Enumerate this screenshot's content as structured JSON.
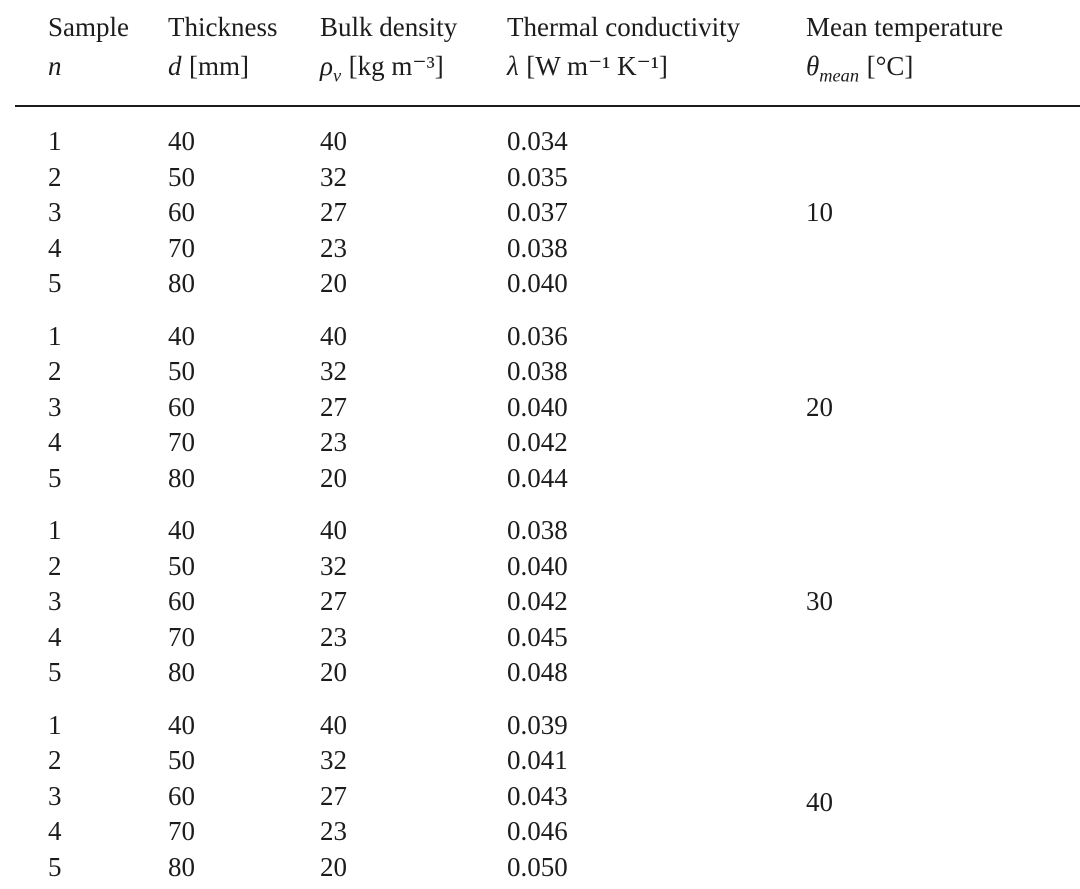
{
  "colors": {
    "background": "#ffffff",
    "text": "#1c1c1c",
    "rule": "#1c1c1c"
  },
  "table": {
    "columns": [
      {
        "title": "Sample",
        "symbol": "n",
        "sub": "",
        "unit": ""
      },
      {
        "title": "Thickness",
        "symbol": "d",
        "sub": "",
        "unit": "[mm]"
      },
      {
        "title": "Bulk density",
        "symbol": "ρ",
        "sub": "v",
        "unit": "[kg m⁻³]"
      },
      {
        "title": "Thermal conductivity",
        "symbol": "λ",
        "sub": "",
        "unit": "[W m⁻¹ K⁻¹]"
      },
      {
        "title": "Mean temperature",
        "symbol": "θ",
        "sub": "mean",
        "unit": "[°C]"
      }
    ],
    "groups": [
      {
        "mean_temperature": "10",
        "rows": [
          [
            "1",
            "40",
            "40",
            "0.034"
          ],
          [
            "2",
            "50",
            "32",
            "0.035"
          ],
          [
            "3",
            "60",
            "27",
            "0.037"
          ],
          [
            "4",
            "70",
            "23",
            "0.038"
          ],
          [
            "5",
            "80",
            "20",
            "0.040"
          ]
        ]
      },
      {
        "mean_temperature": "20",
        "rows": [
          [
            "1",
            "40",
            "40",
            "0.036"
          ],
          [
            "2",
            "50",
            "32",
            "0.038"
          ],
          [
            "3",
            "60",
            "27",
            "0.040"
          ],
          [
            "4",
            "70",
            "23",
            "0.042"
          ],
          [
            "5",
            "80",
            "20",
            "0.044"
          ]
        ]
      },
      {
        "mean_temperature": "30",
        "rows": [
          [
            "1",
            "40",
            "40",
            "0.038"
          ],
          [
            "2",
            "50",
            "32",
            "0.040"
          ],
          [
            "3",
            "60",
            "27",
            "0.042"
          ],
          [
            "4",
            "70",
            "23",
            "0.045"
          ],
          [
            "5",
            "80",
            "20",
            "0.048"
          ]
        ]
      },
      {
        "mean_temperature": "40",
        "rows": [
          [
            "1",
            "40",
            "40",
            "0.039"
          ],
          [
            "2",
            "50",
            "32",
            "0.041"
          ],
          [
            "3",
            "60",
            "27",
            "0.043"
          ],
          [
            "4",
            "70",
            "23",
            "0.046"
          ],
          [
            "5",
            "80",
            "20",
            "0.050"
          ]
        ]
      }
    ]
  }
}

•••

Every entry should be returned exactly as written, minus the pictures.

Expected answer.
Enumerate this screenshot's content as structured JSON.
{
  "colors": {
    "background": "#ffffff",
    "text": "#1c1c1c",
    "rule": "#1c1c1c"
  },
  "table": {
    "columns": [
      {
        "title": "Sample",
        "symbol": "n",
        "sub": "",
        "unit": ""
      },
      {
        "title": "Thickness",
        "symbol": "d",
        "sub": "",
        "unit": "[mm]"
      },
      {
        "title": "Bulk density",
        "symbol": "ρ",
        "sub": "v",
        "unit": "[kg m⁻³]"
      },
      {
        "title": "Thermal conductivity",
        "symbol": "λ",
        "sub": "",
        "unit": "[W m⁻¹ K⁻¹]"
      },
      {
        "title": "Mean temperature",
        "symbol": "θ",
        "sub": "mean",
        "unit": "[°C]"
      }
    ],
    "groups": [
      {
        "mean_temperature": "10",
        "rows": [
          [
            "1",
            "40",
            "40",
            "0.034"
          ],
          [
            "2",
            "50",
            "32",
            "0.035"
          ],
          [
            "3",
            "60",
            "27",
            "0.037"
          ],
          [
            "4",
            "70",
            "23",
            "0.038"
          ],
          [
            "5",
            "80",
            "20",
            "0.040"
          ]
        ]
      },
      {
        "mean_temperature": "20",
        "rows": [
          [
            "1",
            "40",
            "40",
            "0.036"
          ],
          [
            "2",
            "50",
            "32",
            "0.038"
          ],
          [
            "3",
            "60",
            "27",
            "0.040"
          ],
          [
            "4",
            "70",
            "23",
            "0.042"
          ],
          [
            "5",
            "80",
            "20",
            "0.044"
          ]
        ]
      },
      {
        "mean_temperature": "30",
        "rows": [
          [
            "1",
            "40",
            "40",
            "0.038"
          ],
          [
            "2",
            "50",
            "32",
            "0.040"
          ],
          [
            "3",
            "60",
            "27",
            "0.042"
          ],
          [
            "4",
            "70",
            "23",
            "0.045"
          ],
          [
            "5",
            "80",
            "20",
            "0.048"
          ]
        ]
      },
      {
        "mean_temperature": "40",
        "rows": [
          [
            "1",
            "40",
            "40",
            "0.039"
          ],
          [
            "2",
            "50",
            "32",
            "0.041"
          ],
          [
            "3",
            "60",
            "27",
            "0.043"
          ],
          [
            "4",
            "70",
            "23",
            "0.046"
          ],
          [
            "5",
            "80",
            "20",
            "0.050"
          ]
        ]
      }
    ]
  }
}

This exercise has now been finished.